--- start Stored records ---

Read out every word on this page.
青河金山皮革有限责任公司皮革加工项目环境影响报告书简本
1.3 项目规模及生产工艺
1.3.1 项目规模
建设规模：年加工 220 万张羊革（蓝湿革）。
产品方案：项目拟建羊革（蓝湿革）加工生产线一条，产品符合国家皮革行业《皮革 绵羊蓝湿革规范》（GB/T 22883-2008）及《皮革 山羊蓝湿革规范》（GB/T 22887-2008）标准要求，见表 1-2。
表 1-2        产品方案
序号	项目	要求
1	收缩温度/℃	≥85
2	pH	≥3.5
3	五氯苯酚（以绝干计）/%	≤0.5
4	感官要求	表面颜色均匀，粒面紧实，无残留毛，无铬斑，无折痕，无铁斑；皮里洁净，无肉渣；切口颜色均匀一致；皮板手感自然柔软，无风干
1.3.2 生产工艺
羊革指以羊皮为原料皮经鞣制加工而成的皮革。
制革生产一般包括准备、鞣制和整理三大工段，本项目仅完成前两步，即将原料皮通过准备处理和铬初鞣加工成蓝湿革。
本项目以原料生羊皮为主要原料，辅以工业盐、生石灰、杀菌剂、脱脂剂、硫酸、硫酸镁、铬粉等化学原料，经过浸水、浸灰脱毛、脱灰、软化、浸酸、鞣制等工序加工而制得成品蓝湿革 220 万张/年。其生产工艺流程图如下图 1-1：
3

--- end Stored records ---

Copy out all of the lines above exactly.

Read out every word on this page.
青河金山皮革有限责任公司皮革加工项目环境影响报告书简本
1.3 项目规模及生产工艺
1.3.1 项目规模
建设规模：年加工 220 万张羊革（蓝湿革）。
产品方案：项目拟建羊革（蓝湿革）加工生产线一条，产品符合国家皮革行业《皮革 绵羊蓝湿革规范》（GB/T 22883-2008）及《皮革 山羊蓝湿革规范》（GB/T 22887-2008）标准要求，见表 1-2。
表 1-2        产品方案
序号	项目	要求
1	收缩温度/℃	≥85
2	pH	≥3.5
3	五氯苯酚（以绝干计）/%	≤0.5
4	感官要求	表面颜色均匀，粒面紧实，无残留毛，无铬斑，无折痕，无铁斑；皮里洁净，无肉渣；切口颜色均匀一致；皮板手感自然柔软，无风干
1.3.2 生产工艺
羊革指以羊皮为原料皮经鞣制加工而成的皮革。
制革生产一般包括准备、鞣制和整理三大工段，本项目仅完成前两步，即将原料皮通过准备处理和铬初鞣加工成蓝湿革。
本项目以原料生羊皮为主要原料，辅以工业盐、生石灰、杀菌剂、脱脂剂、硫酸、硫酸镁、铬粉等化学原料，经过浸水、浸灰脱毛、脱灰、软化、浸酸、鞣制等工序加工而制得成品蓝湿革 220 万张/年。其生产工艺流程图如下图 1-1：
3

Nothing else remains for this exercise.